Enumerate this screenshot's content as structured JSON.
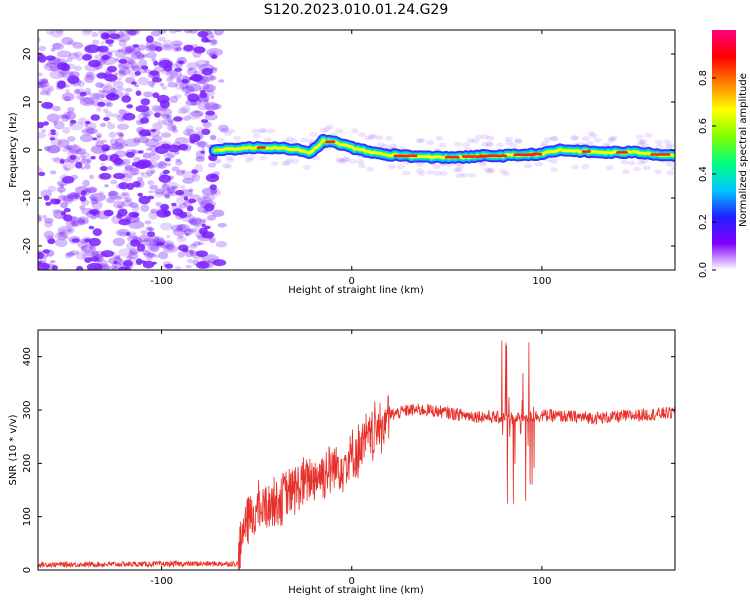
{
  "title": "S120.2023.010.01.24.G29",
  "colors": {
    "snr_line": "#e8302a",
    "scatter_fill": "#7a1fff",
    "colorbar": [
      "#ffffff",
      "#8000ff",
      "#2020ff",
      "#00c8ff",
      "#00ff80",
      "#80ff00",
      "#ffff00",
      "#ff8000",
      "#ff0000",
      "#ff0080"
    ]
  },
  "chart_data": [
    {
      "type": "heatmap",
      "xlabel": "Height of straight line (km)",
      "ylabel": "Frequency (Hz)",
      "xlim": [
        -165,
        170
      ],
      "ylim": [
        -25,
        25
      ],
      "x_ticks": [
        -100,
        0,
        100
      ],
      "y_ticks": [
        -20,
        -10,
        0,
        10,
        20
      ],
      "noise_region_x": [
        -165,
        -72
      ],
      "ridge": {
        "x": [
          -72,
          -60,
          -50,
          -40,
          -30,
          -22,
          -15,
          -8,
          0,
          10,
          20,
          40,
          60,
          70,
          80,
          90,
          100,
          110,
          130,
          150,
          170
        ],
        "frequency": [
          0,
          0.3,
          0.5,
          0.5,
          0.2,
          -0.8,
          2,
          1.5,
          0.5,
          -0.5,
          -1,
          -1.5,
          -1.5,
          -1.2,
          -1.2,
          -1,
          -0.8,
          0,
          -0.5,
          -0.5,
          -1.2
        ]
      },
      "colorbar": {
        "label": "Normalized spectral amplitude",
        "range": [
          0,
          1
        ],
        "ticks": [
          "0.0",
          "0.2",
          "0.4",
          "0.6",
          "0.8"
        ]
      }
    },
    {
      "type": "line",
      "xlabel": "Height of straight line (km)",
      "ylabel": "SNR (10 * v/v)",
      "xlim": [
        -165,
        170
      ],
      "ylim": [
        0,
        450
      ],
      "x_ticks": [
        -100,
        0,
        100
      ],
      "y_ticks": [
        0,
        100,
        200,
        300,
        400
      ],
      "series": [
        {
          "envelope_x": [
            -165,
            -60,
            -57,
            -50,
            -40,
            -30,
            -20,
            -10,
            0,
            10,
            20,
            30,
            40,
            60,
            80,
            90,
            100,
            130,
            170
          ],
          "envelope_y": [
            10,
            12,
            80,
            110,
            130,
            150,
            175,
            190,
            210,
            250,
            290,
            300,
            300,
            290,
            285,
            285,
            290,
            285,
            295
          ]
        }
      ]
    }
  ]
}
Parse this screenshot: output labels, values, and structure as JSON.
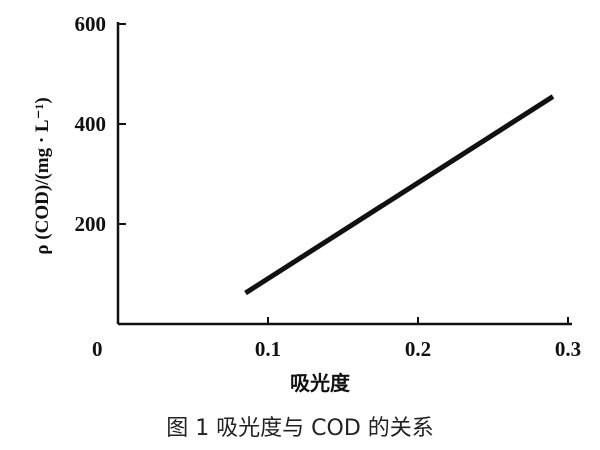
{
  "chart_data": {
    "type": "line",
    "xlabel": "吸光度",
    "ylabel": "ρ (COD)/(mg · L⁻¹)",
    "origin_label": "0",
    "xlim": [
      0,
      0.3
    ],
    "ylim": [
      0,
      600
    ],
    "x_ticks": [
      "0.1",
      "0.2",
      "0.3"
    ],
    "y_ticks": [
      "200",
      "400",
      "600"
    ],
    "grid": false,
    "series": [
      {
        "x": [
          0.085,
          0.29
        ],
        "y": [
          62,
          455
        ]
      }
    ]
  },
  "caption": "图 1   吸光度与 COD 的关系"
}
====
*Short task*. Extract all the data above exactly, excluding every picture.

*Answer to this problem*.
Enumerate this screenshot's content as structured JSON.
{
  "title": "S120.2023.010.01.24.G29",
  "colors": {
    "snr_line": "#e8302a",
    "scatter_fill": "#7a1fff",
    "colorbar": [
      "#ffffff",
      "#8000ff",
      "#2020ff",
      "#00c8ff",
      "#00ff80",
      "#80ff00",
      "#ffff00",
      "#ff8000",
      "#ff0000",
      "#ff0080"
    ]
  },
  "chart_data": [
    {
      "type": "heatmap",
      "xlabel": "Height of straight line (km)",
      "ylabel": "Frequency (Hz)",
      "xlim": [
        -165,
        170
      ],
      "ylim": [
        -25,
        25
      ],
      "x_ticks": [
        -100,
        0,
        100
      ],
      "y_ticks": [
        -20,
        -10,
        0,
        10,
        20
      ],
      "noise_region_x": [
        -165,
        -72
      ],
      "ridge": {
        "x": [
          -72,
          -60,
          -50,
          -40,
          -30,
          -22,
          -15,
          -8,
          0,
          10,
          20,
          40,
          60,
          70,
          80,
          90,
          100,
          110,
          130,
          150,
          170
        ],
        "frequency": [
          0,
          0.3,
          0.5,
          0.5,
          0.2,
          -0.8,
          2,
          1.5,
          0.5,
          -0.5,
          -1,
          -1.5,
          -1.5,
          -1.2,
          -1.2,
          -1,
          -0.8,
          0,
          -0.5,
          -0.5,
          -1.2
        ]
      },
      "colorbar": {
        "label": "Normalized spectral amplitude",
        "range": [
          0,
          1
        ],
        "ticks": [
          "0.0",
          "0.2",
          "0.4",
          "0.6",
          "0.8"
        ]
      }
    },
    {
      "type": "line",
      "xlabel": "Height of straight line (km)",
      "ylabel": "SNR (10 * v/v)",
      "xlim": [
        -165,
        170
      ],
      "ylim": [
        0,
        450
      ],
      "x_ticks": [
        -100,
        0,
        100
      ],
      "y_ticks": [
        0,
        100,
        200,
        300,
        400
      ],
      "series": [
        {
          "envelope_x": [
            -165,
            -60,
            -57,
            -50,
            -40,
            -30,
            -20,
            -10,
            0,
            10,
            20,
            30,
            40,
            60,
            80,
            90,
            100,
            130,
            170
          ],
          "envelope_y": [
            10,
            12,
            80,
            110,
            130,
            150,
            175,
            190,
            210,
            250,
            290,
            300,
            300,
            290,
            285,
            285,
            290,
            285,
            295
          ]
        }
      ]
    }
  ]
}
Parse this screenshot: output labels, values, and structure as JSON.
{
  "chart_data": {
    "type": "line",
    "xlabel": "吸光度",
    "ylabel": "ρ (COD)/(mg · L⁻¹)",
    "origin_label": "0",
    "xlim": [
      0,
      0.3
    ],
    "ylim": [
      0,
      600
    ],
    "x_ticks": [
      "0.1",
      "0.2",
      "0.3"
    ],
    "y_ticks": [
      "200",
      "400",
      "600"
    ],
    "grid": false,
    "series": [
      {
        "x": [
          0.085,
          0.29
        ],
        "y": [
          62,
          455
        ]
      }
    ]
  },
  "caption": "图 1   吸光度与 COD 的关系"
}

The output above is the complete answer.